• What you have to do: Only a number is wanted: how many lines in the records below contain "document"?

(Collected data entries)
_ _ _ _ _

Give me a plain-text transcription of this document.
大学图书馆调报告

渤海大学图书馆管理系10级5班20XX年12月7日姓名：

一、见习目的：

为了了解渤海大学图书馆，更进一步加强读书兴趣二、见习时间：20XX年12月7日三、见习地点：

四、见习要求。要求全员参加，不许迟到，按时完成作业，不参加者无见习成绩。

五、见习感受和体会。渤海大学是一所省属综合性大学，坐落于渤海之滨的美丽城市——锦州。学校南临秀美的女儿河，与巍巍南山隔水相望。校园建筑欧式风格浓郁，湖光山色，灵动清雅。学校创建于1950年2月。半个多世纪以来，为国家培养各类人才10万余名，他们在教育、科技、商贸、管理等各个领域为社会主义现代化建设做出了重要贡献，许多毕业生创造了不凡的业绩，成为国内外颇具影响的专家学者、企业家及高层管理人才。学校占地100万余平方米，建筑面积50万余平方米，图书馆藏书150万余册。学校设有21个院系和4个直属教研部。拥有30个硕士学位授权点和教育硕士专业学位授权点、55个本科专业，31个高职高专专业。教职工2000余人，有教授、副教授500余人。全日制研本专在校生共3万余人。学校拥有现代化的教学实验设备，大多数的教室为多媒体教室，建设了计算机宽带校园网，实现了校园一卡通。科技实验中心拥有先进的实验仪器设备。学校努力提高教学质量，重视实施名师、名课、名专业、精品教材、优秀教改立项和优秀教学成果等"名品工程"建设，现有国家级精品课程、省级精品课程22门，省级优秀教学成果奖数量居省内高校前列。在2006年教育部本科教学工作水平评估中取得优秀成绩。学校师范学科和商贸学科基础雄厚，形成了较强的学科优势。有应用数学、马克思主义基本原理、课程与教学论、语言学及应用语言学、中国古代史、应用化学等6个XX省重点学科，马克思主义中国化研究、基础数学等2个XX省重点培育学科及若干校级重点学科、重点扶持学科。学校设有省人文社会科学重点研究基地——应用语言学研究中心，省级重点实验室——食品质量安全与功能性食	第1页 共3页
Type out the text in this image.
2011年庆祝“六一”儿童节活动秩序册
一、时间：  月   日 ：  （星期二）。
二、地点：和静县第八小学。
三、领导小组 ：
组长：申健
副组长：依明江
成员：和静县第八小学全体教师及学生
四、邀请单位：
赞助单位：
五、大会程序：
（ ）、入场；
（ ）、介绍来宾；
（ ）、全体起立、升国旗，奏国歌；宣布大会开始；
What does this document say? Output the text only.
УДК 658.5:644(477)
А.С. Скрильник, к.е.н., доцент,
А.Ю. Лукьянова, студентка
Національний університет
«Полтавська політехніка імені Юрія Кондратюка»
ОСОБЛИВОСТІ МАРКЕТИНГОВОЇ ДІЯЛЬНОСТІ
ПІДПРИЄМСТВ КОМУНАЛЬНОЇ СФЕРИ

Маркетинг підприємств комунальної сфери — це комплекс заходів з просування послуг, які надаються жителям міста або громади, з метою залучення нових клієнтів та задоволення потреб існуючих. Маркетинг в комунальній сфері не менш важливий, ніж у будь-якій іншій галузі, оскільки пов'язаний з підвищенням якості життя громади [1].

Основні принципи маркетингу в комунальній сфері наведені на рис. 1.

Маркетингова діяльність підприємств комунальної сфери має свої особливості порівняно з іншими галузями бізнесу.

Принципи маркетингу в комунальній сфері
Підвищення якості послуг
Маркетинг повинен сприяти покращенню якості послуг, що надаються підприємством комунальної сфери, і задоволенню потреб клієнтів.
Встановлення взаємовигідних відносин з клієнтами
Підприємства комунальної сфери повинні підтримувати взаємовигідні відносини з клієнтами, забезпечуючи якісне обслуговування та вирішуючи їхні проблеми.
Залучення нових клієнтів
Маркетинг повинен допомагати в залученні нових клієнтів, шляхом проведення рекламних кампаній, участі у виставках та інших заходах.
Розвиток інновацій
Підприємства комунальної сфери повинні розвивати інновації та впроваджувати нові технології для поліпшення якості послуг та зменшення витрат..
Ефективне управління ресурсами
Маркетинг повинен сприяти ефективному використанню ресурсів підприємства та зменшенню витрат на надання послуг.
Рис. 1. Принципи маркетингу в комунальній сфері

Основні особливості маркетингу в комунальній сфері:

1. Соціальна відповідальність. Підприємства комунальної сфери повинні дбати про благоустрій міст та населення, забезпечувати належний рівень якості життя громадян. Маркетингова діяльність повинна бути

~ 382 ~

_ _ _ _ _

• Exercise answer: 2